A block of data

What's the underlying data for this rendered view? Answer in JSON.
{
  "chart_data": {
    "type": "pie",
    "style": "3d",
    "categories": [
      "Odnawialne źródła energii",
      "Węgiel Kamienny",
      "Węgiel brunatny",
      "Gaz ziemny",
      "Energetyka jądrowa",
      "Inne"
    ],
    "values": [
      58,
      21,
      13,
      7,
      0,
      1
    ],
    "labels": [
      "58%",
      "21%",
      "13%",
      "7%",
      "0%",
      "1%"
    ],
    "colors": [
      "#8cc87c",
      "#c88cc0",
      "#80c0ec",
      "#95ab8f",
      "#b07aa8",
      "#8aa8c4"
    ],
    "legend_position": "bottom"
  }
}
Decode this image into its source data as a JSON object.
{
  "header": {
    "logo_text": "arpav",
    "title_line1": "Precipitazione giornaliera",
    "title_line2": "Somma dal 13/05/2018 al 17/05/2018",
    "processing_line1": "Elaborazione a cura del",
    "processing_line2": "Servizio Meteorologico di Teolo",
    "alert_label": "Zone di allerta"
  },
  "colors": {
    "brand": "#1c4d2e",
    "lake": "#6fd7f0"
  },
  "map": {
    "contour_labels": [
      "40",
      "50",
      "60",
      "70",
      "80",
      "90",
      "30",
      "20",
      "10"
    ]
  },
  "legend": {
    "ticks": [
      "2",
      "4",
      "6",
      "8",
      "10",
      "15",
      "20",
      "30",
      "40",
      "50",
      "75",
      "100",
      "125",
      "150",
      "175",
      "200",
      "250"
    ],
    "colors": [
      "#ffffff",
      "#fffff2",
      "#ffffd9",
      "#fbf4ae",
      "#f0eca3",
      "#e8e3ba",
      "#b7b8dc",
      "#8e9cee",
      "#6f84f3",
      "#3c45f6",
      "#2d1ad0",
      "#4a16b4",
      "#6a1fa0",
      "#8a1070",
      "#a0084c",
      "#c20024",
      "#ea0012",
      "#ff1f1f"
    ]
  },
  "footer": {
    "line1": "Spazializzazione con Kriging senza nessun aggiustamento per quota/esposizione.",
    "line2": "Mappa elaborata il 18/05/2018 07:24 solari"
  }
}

Set problem →
Above are some records. Count the lines among them with the word "JSON", and answer with the number only.

Solution to the exercise →
2